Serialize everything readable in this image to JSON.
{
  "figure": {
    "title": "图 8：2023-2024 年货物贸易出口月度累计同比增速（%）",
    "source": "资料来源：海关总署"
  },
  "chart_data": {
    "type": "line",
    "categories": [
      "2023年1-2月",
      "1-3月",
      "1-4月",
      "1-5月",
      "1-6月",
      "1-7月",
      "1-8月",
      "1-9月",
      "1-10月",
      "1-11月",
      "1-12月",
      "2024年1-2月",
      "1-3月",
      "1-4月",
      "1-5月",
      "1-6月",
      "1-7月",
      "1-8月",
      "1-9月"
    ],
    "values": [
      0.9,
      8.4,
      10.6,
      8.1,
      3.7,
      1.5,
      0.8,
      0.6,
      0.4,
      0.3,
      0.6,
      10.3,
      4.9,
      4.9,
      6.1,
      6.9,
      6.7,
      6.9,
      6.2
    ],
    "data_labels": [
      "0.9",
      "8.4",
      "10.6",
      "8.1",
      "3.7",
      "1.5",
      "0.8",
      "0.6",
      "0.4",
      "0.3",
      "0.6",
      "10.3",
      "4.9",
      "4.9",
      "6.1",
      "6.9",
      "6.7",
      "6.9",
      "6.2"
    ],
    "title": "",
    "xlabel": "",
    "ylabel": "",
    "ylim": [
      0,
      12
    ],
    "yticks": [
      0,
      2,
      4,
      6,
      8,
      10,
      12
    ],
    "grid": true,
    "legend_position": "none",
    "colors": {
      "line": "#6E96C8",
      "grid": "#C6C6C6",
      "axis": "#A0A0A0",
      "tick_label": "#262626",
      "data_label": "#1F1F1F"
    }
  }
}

○ ○ ○

Print every entry exactly as it appears.

Serialize everything readable in this image to JSON.
{
  "figure": {
    "title": "图 8：2023-2024 年货物贸易出口月度累计同比增速（%）",
    "source": "资料来源：海关总署"
  },
  "chart_data": {
    "type": "line",
    "categories": [
      "2023年1-2月",
      "1-3月",
      "1-4月",
      "1-5月",
      "1-6月",
      "1-7月",
      "1-8月",
      "1-9月",
      "1-10月",
      "1-11月",
      "1-12月",
      "2024年1-2月",
      "1-3月",
      "1-4月",
      "1-5月",
      "1-6月",
      "1-7月",
      "1-8月",
      "1-9月"
    ],
    "values": [
      0.9,
      8.4,
      10.6,
      8.1,
      3.7,
      1.5,
      0.8,
      0.6,
      0.4,
      0.3,
      0.6,
      10.3,
      4.9,
      4.9,
      6.1,
      6.9,
      6.7,
      6.9,
      6.2
    ],
    "data_labels": [
      "0.9",
      "8.4",
      "10.6",
      "8.1",
      "3.7",
      "1.5",
      "0.8",
      "0.6",
      "0.4",
      "0.3",
      "0.6",
      "10.3",
      "4.9",
      "4.9",
      "6.1",
      "6.9",
      "6.7",
      "6.9",
      "6.2"
    ],
    "title": "",
    "xlabel": "",
    "ylabel": "",
    "ylim": [
      0,
      12
    ],
    "yticks": [
      0,
      2,
      4,
      6,
      8,
      10,
      12
    ],
    "grid": true,
    "legend_position": "none",
    "colors": {
      "line": "#6E96C8",
      "grid": "#C6C6C6",
      "axis": "#A0A0A0",
      "tick_label": "#262626",
      "data_label": "#1F1F1F"
    }
  }
}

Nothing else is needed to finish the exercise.